── EXCERPTED RECORDS

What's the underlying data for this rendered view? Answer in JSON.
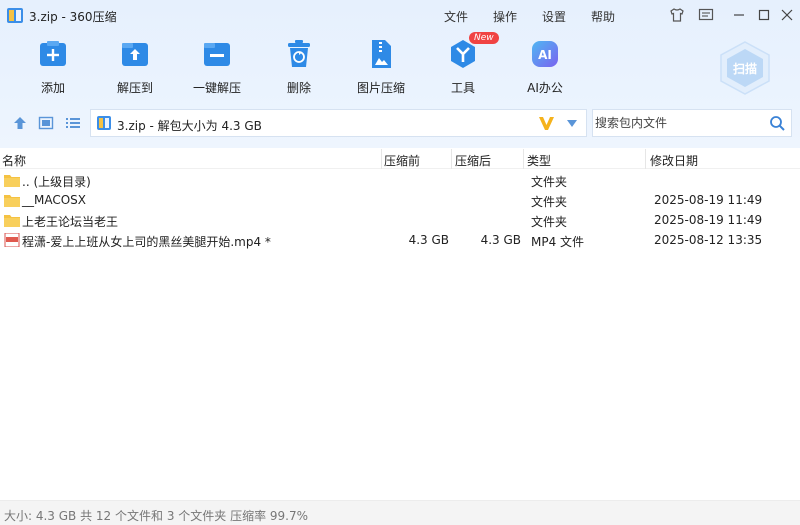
{
  "window": {
    "title": "3.zip - 360压缩"
  },
  "menu": [
    "文件",
    "操作",
    "设置",
    "帮助"
  ],
  "toolbar": [
    {
      "label": "添加",
      "icon": "add-icon"
    },
    {
      "label": "解压到",
      "icon": "extract-to-icon"
    },
    {
      "label": "一键解压",
      "icon": "one-click-extract-icon"
    },
    {
      "label": "删除",
      "icon": "delete-icon"
    },
    {
      "label": "图片压缩",
      "icon": "image-compress-icon"
    },
    {
      "label": "工具",
      "icon": "tools-icon",
      "badge": "New"
    },
    {
      "label": "AI办公",
      "icon": "ai-office-icon"
    }
  ],
  "scan": {
    "label": "扫描"
  },
  "address": {
    "path": "3.zip - 解包大小为 4.3 GB"
  },
  "search": {
    "placeholder": "搜索包内文件"
  },
  "columns": {
    "name": "名称",
    "compressed_before": "压缩前",
    "compressed_after": "压缩后",
    "type": "类型",
    "modified": "修改日期"
  },
  "files": [
    {
      "name": ".. (上级目录)",
      "before": "",
      "after": "",
      "type": "文件夹",
      "modified": "",
      "kind": "folder"
    },
    {
      "name": "__MACOSX",
      "before": "",
      "after": "",
      "type": "文件夹",
      "modified": "2025-08-19 11:49",
      "kind": "folder"
    },
    {
      "name": "上老王论坛当老王",
      "before": "",
      "after": "",
      "type": "文件夹",
      "modified": "2025-08-19 11:49",
      "kind": "folder"
    },
    {
      "name": "程潇-爱上上班从女上司的黑丝美腿开始.mp4 *",
      "before": "4.3 GB",
      "after": "4.3 GB",
      "type": "MP4 文件",
      "modified": "2025-08-12 13:35",
      "kind": "mp4"
    }
  ],
  "status": {
    "text": "大小: 4.3 GB 共 12 个文件和 3 个文件夹 压缩率 99.7%"
  },
  "colors": {
    "accent": "#2e8ae6",
    "ai_purple": "#7a63f0",
    "folder": "#f5c242",
    "badge_red": "#f04343"
  }
}
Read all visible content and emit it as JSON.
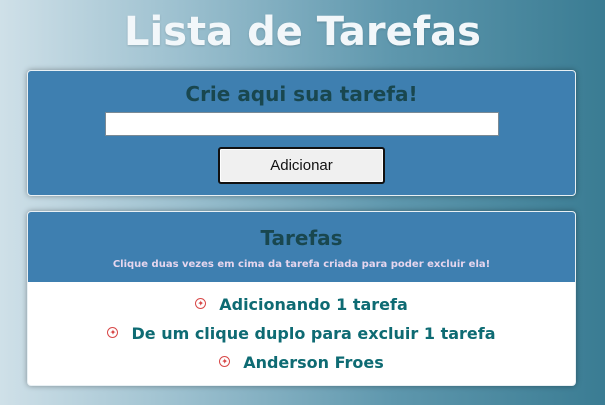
{
  "page": {
    "title": "Lista de Tarefas"
  },
  "create": {
    "heading": "Crie aqui sua tarefa!",
    "input_value": "",
    "input_placeholder": "",
    "button_label": "Adicionar"
  },
  "list": {
    "heading": "Tarefas",
    "hint": "Clique duas vezes em cima da tarefa criada para poder excluir ela!",
    "items": [
      {
        "label": "Adicionando 1 tarefa",
        "icon": "star-circle-icon"
      },
      {
        "label": "De um clique duplo para excluir 1 tarefa",
        "icon": "star-circle-icon"
      },
      {
        "label": "Anderson Froes",
        "icon": "star-circle-icon"
      }
    ]
  },
  "colors": {
    "panel": "#3e7fb0",
    "heading_text": "#19474f",
    "task_text": "#0e6b73",
    "bullet": "#d84848"
  }
}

────

# GIVEN TASK:
Produce an exact copy of only those lines that run from the line with "Read all visible content and emit it as JSON." to the final line of the records, including both; exclude images.

# ANSWER TO THIS TASK:
Read all visible content and emit it as JSON.
{
  "page": {
    "title": "Lista de Tarefas"
  },
  "create": {
    "heading": "Crie aqui sua tarefa!",
    "input_value": "",
    "input_placeholder": "",
    "button_label": "Adicionar"
  },
  "list": {
    "heading": "Tarefas",
    "hint": "Clique duas vezes em cima da tarefa criada para poder excluir ela!",
    "items": [
      {
        "label": "Adicionando 1 tarefa",
        "icon": "star-circle-icon"
      },
      {
        "label": "De um clique duplo para excluir 1 tarefa",
        "icon": "star-circle-icon"
      },
      {
        "label": "Anderson Froes",
        "icon": "star-circle-icon"
      }
    ]
  },
  "colors": {
    "panel": "#3e7fb0",
    "heading_text": "#19474f",
    "task_text": "#0e6b73",
    "bullet": "#d84848"
  }
}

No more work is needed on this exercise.